## Written request
Extract, exactly as written, all lines of the material below from the line that includes "Transcribe this image's" through its last line.

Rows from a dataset
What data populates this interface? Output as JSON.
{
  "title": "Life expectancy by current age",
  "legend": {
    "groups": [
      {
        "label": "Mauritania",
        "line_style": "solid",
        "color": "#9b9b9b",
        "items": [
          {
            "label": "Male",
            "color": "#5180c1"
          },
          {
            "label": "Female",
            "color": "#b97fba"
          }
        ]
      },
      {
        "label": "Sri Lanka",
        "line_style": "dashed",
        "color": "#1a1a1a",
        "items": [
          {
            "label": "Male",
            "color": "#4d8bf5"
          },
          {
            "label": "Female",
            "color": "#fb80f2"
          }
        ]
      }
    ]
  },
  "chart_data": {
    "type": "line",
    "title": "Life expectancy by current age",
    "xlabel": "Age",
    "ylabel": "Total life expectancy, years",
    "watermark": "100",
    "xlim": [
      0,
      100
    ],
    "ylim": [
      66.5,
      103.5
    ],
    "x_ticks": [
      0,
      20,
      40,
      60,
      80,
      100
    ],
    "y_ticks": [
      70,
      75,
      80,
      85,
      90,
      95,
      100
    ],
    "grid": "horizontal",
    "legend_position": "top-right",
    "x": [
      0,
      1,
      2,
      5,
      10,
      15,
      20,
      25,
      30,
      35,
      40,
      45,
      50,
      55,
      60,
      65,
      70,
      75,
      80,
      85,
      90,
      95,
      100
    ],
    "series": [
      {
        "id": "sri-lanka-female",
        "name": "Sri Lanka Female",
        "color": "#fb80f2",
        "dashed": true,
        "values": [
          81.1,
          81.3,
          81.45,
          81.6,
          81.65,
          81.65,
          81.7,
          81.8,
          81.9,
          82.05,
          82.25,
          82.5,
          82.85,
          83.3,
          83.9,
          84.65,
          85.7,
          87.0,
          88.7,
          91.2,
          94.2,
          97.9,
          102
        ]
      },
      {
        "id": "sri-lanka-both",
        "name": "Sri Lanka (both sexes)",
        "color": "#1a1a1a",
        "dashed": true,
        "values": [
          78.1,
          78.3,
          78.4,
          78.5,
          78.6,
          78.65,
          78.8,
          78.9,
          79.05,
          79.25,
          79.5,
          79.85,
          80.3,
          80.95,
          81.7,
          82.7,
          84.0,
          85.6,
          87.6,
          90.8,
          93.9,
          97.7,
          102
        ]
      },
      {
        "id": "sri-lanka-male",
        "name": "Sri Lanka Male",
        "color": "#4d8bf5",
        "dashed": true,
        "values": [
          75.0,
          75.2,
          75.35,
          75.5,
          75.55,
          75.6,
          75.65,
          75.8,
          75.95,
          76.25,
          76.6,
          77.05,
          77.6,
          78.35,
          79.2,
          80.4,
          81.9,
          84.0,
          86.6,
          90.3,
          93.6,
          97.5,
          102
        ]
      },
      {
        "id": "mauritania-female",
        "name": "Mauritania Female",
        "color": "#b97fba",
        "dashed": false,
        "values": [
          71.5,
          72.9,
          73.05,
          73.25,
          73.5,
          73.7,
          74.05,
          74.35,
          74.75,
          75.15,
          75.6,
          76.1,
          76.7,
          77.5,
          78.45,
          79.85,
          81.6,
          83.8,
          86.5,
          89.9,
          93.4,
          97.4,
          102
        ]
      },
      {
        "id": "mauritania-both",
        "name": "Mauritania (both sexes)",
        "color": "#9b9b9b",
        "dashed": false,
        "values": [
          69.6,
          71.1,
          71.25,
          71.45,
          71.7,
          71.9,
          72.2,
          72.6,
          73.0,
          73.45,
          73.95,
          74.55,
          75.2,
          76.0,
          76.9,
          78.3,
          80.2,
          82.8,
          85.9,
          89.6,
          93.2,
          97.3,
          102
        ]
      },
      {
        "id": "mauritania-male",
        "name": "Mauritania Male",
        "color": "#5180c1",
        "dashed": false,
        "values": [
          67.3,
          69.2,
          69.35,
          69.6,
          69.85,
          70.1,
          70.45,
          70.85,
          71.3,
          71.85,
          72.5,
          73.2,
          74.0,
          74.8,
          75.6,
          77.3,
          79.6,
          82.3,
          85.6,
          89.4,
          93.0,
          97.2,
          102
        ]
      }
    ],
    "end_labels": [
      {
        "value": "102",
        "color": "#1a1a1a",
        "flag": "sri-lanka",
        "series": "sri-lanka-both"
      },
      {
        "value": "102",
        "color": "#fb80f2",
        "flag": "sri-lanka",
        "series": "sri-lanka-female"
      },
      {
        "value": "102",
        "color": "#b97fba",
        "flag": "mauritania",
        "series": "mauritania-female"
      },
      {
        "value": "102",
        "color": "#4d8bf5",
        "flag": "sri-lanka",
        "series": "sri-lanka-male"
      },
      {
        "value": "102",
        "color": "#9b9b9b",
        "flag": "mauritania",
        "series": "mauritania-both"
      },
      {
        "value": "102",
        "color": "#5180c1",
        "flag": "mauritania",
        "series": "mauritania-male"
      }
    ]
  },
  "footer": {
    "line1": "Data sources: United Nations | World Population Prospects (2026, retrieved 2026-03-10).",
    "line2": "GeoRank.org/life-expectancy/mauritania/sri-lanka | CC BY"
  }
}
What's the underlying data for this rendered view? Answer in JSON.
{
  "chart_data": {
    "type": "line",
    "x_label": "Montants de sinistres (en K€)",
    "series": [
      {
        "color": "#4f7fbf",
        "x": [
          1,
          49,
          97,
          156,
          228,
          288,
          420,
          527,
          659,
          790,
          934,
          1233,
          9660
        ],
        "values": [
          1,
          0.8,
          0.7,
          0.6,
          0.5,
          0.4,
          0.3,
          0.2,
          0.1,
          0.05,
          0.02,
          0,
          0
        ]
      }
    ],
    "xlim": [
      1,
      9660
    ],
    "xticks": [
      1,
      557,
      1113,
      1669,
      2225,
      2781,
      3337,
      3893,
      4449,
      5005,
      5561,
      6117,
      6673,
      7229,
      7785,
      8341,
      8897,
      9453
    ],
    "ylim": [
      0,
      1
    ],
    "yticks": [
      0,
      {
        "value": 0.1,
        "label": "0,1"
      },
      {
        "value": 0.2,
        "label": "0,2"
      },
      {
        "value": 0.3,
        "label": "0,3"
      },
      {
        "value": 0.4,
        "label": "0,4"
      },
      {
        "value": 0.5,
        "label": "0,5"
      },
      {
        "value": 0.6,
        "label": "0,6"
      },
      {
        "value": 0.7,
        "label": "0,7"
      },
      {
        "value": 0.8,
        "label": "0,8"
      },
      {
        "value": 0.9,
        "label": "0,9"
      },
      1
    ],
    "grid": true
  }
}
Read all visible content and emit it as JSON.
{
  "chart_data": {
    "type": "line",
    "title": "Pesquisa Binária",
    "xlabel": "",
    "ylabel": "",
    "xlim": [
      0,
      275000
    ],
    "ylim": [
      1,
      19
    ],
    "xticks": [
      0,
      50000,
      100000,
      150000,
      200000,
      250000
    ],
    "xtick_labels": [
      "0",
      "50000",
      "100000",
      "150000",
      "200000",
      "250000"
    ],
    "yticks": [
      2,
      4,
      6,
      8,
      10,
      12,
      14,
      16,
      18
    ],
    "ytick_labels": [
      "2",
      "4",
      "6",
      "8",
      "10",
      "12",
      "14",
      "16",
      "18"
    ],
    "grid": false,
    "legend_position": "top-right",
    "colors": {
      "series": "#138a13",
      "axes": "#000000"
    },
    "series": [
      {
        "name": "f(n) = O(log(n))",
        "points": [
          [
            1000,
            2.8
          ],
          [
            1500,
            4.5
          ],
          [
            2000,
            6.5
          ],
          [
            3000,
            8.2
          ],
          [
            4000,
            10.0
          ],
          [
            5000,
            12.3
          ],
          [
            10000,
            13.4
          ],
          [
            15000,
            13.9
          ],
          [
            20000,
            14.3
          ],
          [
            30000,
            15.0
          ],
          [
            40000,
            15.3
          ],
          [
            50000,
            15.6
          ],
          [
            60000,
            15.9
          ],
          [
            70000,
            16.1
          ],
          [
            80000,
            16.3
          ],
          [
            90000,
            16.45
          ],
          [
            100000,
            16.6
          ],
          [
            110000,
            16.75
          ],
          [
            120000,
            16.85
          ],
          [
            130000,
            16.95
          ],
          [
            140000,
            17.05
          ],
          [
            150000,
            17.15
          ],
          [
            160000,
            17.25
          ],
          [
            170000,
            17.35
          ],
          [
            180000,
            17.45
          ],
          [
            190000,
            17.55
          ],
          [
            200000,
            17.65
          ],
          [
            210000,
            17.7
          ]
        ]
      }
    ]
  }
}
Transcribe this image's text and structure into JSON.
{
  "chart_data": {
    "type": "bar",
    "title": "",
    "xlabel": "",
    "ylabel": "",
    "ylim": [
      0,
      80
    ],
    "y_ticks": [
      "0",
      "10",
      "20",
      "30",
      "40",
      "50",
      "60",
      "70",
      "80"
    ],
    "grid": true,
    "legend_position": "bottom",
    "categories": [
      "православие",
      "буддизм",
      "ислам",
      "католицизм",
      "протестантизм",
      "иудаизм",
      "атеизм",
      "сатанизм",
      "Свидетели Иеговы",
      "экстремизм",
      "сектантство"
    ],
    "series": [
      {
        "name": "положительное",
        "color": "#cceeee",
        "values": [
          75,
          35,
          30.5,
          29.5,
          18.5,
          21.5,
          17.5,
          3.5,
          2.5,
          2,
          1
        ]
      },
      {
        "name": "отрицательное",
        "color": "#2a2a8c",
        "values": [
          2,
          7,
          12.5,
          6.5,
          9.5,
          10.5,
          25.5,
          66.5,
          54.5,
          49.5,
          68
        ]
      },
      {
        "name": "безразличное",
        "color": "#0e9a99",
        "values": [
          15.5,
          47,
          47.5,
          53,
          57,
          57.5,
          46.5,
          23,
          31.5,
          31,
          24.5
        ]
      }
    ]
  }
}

## Output below
Transcribe this image's text and structure into JSON.
{
  "chart_data": {
    "type": "bar",
    "title": "",
    "xlabel": "",
    "ylabel": "",
    "ylim": [
      0,
      80
    ],
    "y_ticks": [
      "0",
      "10",
      "20",
      "30",
      "40",
      "50",
      "60",
      "70",
      "80"
    ],
    "grid": true,
    "legend_position": "bottom",
    "categories": [
      "православие",
      "буддизм",
      "ислам",
      "католицизм",
      "протестантизм",
      "иудаизм",
      "атеизм",
      "сатанизм",
      "Свидетели Иеговы",
      "экстремизм",
      "сектантство"
    ],
    "series": [
      {
        "name": "положительное",
        "color": "#cceeee",
        "values": [
          75,
          35,
          30.5,
          29.5,
          18.5,
          21.5,
          17.5,
          3.5,
          2.5,
          2,
          1
        ]
      },
      {
        "name": "отрицательное",
        "color": "#2a2a8c",
        "values": [
          2,
          7,
          12.5,
          6.5,
          9.5,
          10.5,
          25.5,
          66.5,
          54.5,
          49.5,
          68
        ]
      },
      {
        "name": "безразличное",
        "color": "#0e9a99",
        "values": [
          15.5,
          47,
          47.5,
          53,
          57,
          57.5,
          46.5,
          23,
          31.5,
          31,
          24.5
        ]
      }
    ]
  }
}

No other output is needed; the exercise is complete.